- [Stored records]
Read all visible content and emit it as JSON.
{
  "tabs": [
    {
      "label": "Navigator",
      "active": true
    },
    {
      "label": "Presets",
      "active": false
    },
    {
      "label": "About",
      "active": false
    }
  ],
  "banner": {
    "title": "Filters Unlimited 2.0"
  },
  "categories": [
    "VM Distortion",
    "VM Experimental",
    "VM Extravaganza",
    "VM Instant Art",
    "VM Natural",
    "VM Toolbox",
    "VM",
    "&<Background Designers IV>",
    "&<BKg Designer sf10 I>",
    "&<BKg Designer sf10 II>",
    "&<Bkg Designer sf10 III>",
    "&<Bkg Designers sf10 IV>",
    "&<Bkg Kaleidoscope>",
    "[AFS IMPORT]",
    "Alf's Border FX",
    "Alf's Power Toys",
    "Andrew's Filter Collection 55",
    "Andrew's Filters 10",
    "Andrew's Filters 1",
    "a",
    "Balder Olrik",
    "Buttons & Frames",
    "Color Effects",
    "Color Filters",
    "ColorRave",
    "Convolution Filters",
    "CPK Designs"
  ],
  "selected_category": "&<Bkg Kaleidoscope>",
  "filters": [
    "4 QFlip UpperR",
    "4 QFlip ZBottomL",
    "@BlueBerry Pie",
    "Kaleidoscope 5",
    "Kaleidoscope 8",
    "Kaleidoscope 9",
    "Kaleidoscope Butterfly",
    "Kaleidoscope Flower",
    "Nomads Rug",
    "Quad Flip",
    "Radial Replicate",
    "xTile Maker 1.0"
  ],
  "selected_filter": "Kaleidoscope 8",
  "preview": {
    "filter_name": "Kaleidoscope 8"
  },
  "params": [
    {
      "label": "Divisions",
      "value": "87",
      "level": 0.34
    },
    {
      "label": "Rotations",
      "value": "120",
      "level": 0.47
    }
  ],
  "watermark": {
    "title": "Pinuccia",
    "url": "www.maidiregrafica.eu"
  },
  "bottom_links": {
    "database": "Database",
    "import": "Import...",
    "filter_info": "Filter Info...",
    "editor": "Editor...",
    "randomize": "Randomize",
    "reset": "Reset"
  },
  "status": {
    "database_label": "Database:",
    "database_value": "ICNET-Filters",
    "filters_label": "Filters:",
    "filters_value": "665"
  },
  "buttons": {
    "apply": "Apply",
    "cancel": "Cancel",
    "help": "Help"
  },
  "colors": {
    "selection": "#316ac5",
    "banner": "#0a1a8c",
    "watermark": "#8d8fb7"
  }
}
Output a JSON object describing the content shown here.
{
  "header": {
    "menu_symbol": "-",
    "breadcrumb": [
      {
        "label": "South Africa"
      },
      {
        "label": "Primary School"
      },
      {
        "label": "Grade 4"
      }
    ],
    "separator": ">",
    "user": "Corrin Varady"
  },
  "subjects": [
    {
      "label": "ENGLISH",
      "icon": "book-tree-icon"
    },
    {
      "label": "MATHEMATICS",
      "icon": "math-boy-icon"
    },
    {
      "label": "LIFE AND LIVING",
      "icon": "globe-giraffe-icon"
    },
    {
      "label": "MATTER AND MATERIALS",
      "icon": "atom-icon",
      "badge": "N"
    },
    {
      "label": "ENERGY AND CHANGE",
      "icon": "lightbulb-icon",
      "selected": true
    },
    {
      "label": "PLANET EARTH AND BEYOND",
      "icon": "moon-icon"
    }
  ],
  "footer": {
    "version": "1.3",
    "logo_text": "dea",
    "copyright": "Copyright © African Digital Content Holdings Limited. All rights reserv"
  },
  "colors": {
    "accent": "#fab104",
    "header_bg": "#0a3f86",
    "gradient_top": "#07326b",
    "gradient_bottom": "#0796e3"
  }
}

- [TO BE DONE] Pick out every line above that holds the word "Andrew" and copy it.

- [COMPLETE OUTPUT]
    "Andrew's Filter Collection 55",
    "Andrew's Filters 10",
    "Andrew's Filters 1",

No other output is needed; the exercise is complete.